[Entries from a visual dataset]
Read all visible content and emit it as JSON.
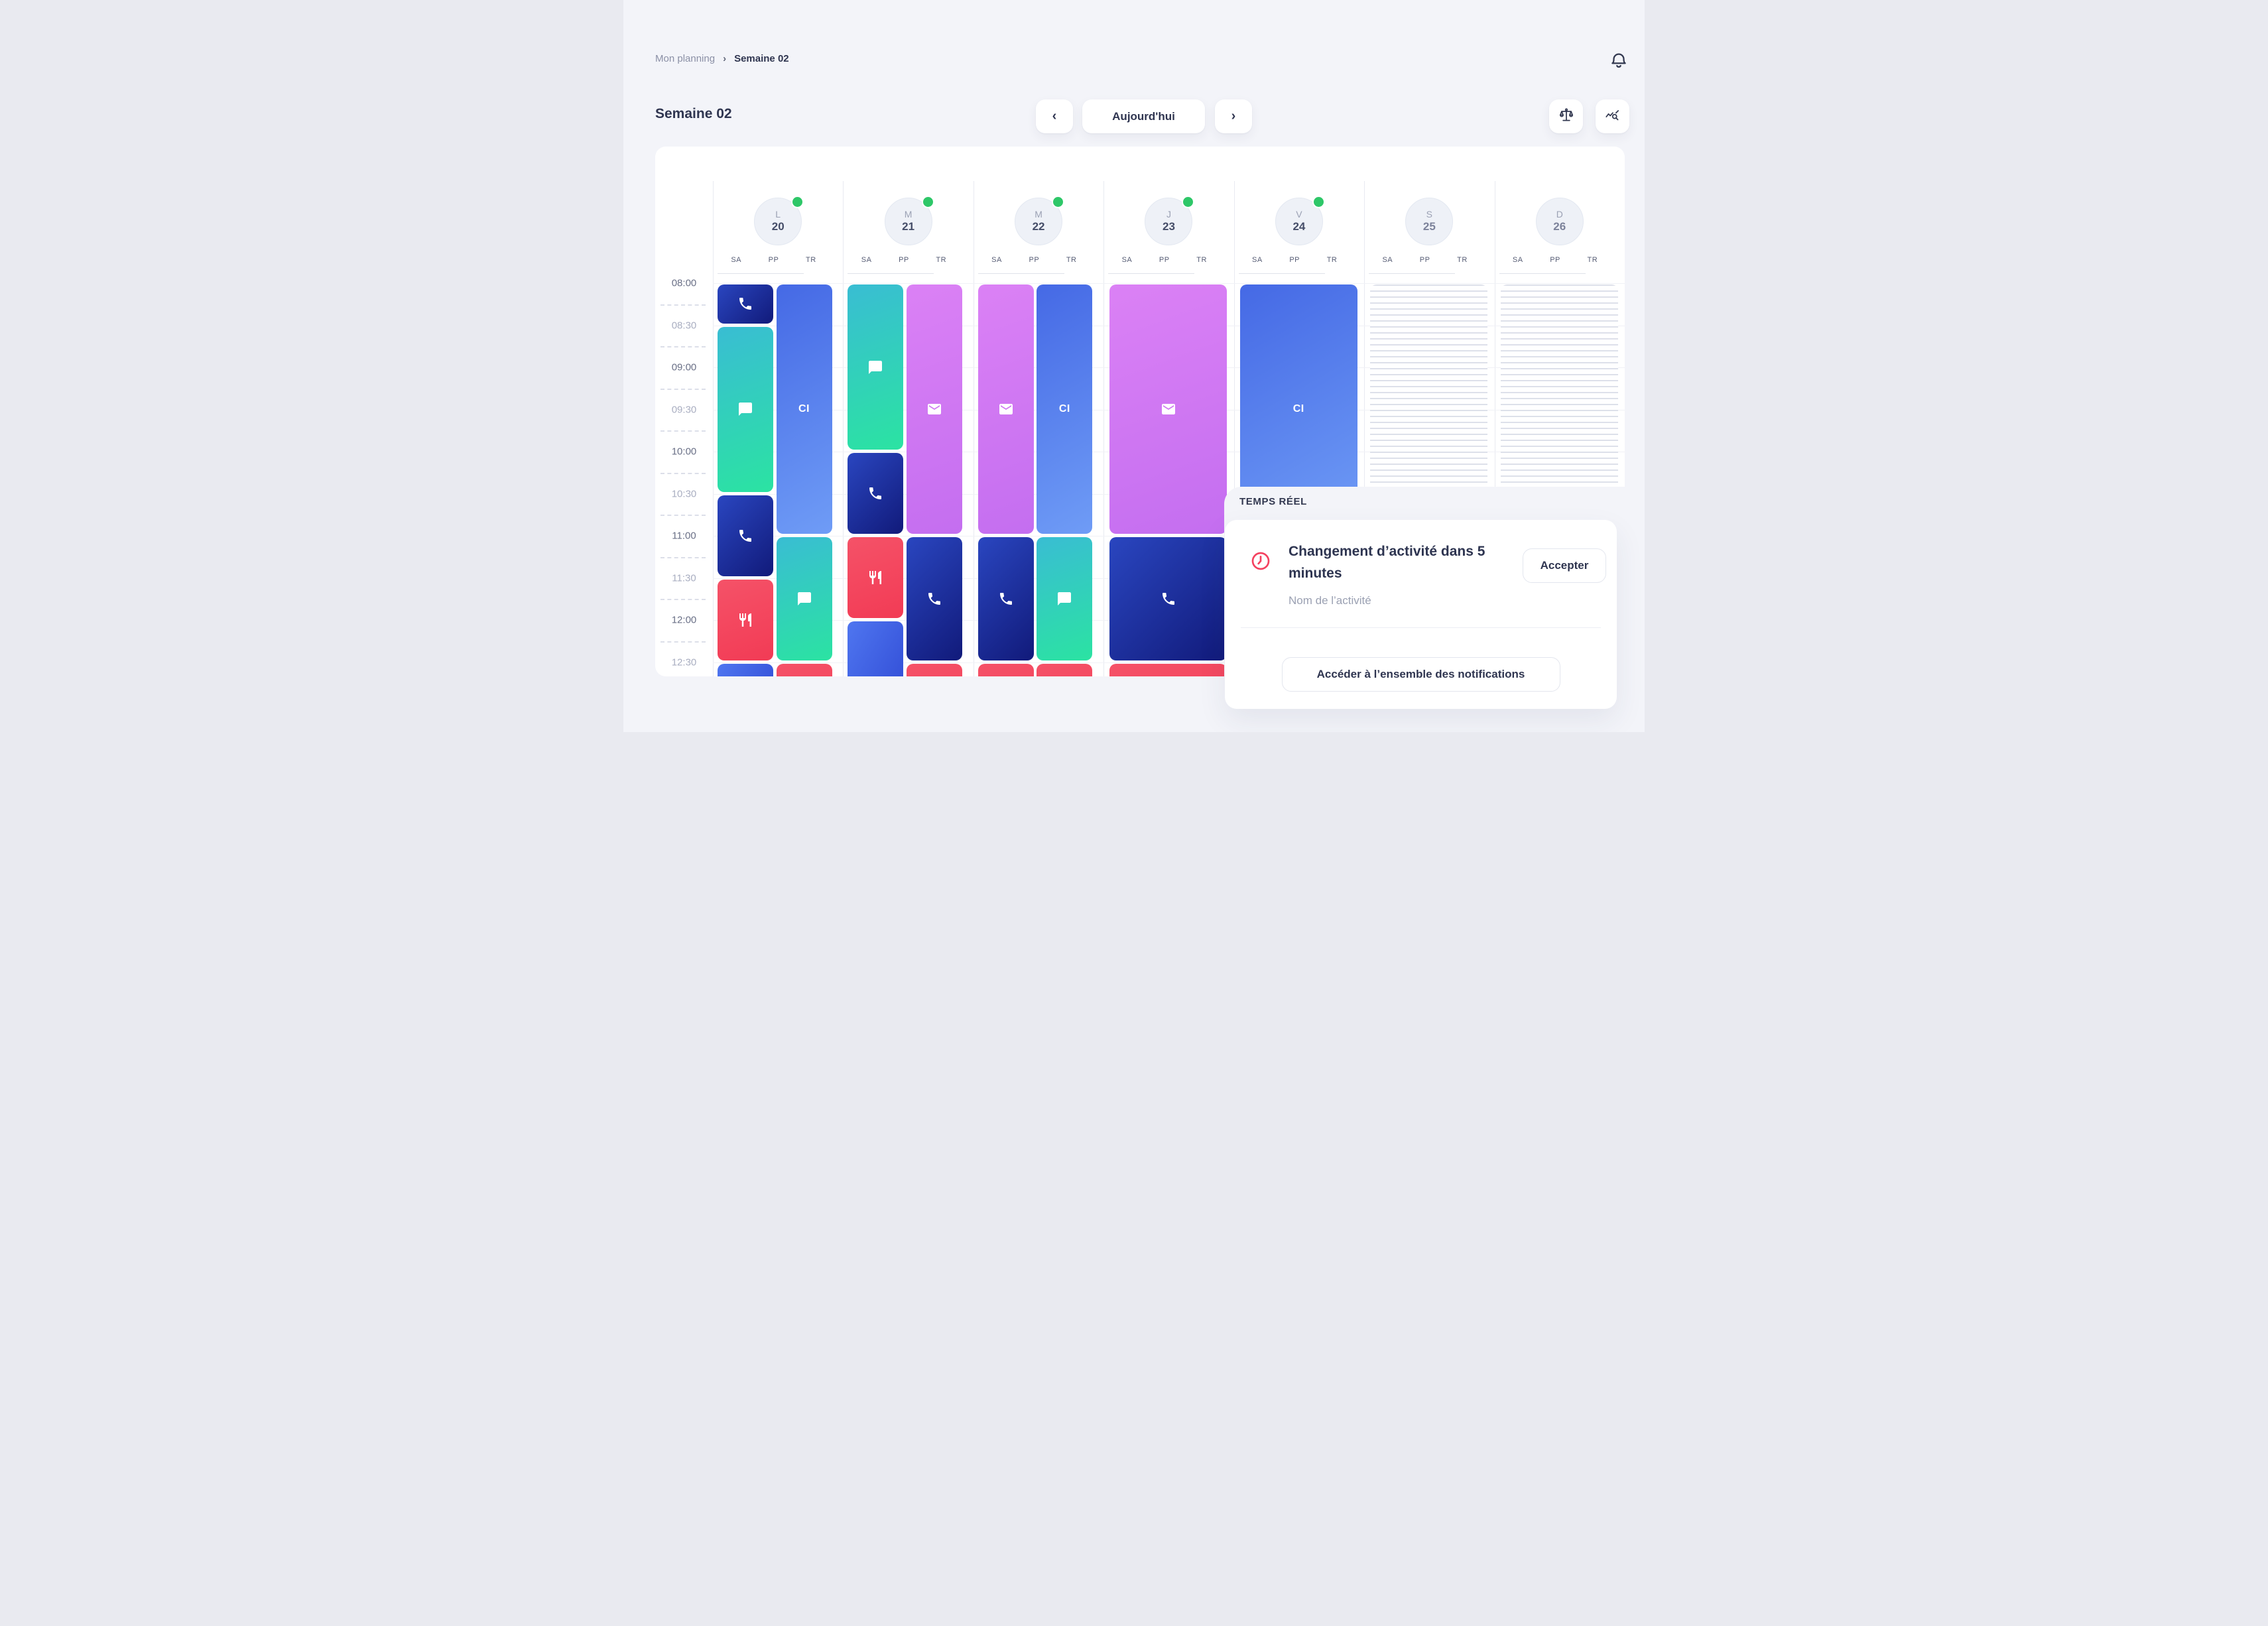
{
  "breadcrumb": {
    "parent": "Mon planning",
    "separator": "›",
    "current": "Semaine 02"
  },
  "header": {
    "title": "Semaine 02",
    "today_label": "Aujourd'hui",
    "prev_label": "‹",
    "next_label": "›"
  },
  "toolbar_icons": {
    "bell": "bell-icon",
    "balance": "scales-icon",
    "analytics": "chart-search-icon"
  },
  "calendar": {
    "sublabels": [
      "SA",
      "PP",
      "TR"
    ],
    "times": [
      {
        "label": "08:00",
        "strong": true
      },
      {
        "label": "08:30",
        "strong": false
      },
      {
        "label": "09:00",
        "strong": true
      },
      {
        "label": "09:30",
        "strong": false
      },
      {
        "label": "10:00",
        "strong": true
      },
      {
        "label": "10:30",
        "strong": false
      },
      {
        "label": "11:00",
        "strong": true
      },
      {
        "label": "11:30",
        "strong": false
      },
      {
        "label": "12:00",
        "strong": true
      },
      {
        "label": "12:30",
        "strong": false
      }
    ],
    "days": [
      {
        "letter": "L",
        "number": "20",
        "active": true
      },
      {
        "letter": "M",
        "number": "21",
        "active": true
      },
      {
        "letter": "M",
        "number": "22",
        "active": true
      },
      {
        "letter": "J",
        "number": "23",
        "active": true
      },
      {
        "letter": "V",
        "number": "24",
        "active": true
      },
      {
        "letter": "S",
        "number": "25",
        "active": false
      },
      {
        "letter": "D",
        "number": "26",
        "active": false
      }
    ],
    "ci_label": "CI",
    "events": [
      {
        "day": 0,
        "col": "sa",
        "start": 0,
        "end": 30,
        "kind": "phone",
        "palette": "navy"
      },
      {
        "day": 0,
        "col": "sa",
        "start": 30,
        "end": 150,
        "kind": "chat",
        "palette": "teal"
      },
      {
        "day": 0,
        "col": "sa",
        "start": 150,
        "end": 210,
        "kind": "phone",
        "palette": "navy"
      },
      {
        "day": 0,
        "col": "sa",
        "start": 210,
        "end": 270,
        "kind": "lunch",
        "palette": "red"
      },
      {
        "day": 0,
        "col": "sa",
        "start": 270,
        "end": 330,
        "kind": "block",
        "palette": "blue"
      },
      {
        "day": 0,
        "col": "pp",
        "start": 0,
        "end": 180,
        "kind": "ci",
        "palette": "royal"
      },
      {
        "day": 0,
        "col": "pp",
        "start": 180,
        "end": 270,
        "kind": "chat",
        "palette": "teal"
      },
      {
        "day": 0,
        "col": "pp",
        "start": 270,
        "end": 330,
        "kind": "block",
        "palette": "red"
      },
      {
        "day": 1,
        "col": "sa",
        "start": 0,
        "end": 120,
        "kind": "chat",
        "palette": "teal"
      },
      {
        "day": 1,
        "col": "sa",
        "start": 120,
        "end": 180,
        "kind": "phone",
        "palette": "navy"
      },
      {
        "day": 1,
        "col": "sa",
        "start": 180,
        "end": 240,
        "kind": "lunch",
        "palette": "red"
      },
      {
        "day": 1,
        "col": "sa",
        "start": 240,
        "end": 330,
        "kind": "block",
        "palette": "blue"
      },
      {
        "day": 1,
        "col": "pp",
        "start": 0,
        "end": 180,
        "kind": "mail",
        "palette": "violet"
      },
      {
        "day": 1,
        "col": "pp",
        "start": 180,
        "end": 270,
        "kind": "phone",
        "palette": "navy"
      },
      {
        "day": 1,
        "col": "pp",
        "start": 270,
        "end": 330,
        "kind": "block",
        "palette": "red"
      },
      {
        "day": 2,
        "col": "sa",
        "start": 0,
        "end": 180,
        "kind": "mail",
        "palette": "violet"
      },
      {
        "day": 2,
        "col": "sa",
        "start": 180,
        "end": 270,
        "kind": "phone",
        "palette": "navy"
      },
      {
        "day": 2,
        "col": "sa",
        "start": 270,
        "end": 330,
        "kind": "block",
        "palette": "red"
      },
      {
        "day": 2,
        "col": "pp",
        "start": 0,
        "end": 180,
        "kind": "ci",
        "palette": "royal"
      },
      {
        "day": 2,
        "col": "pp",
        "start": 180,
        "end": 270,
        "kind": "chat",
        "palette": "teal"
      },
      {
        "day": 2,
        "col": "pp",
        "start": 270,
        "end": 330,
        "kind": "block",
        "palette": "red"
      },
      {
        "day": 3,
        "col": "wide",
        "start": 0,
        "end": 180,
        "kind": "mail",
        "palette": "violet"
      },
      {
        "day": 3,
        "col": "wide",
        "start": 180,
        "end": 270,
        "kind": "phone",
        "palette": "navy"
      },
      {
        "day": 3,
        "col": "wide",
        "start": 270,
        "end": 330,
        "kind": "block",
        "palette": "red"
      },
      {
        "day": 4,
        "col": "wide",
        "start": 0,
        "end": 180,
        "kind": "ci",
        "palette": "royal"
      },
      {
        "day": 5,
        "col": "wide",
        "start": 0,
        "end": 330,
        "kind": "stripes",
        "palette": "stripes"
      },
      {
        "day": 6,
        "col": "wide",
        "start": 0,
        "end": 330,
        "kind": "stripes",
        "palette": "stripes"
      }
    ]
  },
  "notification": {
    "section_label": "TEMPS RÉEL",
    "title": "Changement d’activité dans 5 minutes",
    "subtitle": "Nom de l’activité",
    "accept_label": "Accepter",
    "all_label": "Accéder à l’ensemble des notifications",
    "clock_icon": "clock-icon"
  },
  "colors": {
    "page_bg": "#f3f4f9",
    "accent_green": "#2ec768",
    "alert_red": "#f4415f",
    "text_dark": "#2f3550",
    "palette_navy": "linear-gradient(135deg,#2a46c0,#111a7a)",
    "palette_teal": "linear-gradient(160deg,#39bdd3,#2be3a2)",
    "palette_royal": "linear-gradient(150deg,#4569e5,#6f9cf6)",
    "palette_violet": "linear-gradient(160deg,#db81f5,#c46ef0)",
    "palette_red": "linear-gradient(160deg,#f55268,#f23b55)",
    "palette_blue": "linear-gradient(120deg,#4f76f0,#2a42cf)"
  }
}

==

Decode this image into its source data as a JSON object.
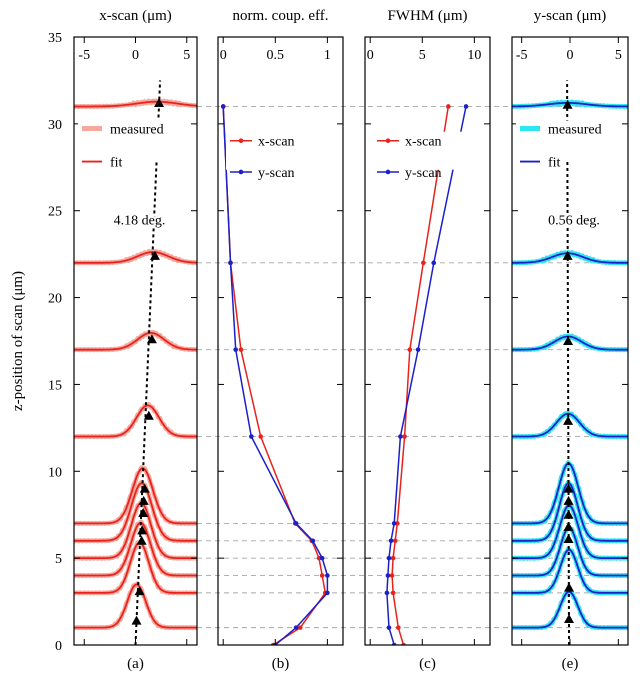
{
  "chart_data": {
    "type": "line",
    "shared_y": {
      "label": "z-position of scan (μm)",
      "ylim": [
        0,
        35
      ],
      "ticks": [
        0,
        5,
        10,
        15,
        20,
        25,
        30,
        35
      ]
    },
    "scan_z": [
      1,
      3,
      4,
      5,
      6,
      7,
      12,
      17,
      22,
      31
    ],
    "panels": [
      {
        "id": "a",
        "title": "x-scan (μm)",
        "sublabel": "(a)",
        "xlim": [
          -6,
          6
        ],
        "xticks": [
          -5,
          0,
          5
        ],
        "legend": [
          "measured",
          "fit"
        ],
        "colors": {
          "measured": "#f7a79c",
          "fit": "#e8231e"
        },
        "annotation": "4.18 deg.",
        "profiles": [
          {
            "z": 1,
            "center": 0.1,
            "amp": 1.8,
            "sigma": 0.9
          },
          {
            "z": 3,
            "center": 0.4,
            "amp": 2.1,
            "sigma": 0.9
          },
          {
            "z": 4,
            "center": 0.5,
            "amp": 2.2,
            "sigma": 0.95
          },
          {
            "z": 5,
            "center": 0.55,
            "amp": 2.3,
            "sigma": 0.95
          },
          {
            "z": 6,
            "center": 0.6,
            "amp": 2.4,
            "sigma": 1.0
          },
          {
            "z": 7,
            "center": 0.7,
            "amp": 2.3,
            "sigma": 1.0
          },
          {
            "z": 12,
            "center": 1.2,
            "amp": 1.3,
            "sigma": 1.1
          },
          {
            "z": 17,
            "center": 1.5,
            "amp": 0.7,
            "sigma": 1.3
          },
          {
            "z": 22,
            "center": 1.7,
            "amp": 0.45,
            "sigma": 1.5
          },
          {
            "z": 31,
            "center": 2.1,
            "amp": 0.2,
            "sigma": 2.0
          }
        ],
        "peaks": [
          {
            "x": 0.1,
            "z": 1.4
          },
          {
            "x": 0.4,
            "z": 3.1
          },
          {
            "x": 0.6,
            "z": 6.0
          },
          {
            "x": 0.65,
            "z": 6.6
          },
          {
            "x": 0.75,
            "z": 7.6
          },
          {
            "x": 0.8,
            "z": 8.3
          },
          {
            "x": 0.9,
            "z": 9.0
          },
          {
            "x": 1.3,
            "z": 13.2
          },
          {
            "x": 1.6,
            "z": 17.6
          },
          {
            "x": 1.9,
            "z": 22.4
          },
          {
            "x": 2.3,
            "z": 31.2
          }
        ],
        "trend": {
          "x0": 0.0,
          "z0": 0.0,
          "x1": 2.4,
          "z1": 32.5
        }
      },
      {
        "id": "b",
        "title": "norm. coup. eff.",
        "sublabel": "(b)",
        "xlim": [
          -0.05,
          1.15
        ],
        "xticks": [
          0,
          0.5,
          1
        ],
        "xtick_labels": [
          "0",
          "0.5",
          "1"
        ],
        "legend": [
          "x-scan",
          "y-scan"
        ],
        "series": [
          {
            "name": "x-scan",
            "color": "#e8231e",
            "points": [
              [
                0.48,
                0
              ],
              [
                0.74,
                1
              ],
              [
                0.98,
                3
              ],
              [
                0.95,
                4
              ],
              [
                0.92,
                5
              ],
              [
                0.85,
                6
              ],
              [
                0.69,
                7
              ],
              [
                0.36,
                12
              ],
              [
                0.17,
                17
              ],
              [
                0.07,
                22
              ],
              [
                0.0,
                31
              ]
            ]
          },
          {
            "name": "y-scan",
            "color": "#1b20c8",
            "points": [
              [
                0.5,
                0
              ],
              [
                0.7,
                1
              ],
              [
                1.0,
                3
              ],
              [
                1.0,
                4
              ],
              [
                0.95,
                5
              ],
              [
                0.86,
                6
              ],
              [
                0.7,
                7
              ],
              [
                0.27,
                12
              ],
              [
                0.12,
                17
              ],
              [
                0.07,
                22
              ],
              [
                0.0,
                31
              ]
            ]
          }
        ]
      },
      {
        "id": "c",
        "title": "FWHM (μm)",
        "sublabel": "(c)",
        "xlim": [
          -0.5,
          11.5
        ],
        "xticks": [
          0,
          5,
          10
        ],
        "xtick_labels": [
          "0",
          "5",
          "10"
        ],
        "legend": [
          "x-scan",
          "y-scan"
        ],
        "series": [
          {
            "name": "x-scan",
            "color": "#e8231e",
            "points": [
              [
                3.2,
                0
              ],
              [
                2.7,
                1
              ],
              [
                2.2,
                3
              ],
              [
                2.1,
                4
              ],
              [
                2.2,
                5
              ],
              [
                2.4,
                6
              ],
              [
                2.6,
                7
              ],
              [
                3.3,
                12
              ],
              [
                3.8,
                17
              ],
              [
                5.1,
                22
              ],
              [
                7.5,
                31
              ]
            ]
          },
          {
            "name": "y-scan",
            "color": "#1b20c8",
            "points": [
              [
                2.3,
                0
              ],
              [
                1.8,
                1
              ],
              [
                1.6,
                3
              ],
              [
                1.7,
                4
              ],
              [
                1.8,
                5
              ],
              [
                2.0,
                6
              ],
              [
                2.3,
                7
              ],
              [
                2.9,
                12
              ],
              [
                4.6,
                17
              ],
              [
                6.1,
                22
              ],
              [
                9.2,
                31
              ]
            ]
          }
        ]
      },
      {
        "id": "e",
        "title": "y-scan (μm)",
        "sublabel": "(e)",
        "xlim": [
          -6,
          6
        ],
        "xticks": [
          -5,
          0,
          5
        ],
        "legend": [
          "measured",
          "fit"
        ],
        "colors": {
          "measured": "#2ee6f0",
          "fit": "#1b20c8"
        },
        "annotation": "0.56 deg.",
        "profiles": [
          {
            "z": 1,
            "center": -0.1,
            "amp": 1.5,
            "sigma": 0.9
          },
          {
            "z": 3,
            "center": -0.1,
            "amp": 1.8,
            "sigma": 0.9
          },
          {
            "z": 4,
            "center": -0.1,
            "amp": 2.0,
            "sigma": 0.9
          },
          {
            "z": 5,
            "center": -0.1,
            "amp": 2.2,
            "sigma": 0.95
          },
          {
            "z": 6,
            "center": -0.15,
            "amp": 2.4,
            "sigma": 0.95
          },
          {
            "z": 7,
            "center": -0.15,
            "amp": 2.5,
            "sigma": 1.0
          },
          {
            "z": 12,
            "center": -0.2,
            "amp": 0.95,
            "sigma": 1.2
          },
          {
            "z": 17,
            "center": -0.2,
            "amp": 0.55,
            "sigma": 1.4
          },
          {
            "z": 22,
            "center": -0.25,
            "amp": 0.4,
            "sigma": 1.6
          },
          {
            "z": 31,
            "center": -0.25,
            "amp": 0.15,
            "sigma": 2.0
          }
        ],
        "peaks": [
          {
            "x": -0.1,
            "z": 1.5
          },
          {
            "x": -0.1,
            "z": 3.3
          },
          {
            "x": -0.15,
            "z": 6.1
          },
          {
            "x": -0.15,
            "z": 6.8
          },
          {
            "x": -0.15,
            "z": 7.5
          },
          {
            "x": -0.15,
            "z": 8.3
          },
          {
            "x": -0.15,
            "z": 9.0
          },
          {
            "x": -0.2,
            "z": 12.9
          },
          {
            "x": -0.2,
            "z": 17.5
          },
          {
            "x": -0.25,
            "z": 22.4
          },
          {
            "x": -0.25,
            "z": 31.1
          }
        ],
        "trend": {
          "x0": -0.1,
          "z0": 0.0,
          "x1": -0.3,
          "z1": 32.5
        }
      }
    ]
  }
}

> AIM
Identify the lines of the data that contain the word "number". Copy each of them.

> FINISHED ANSWER
        "number": "20",
        "number": "21",
        "number": "22",
        "number": "23",
        "number": "24",
        "number": "25",
        "number": "26",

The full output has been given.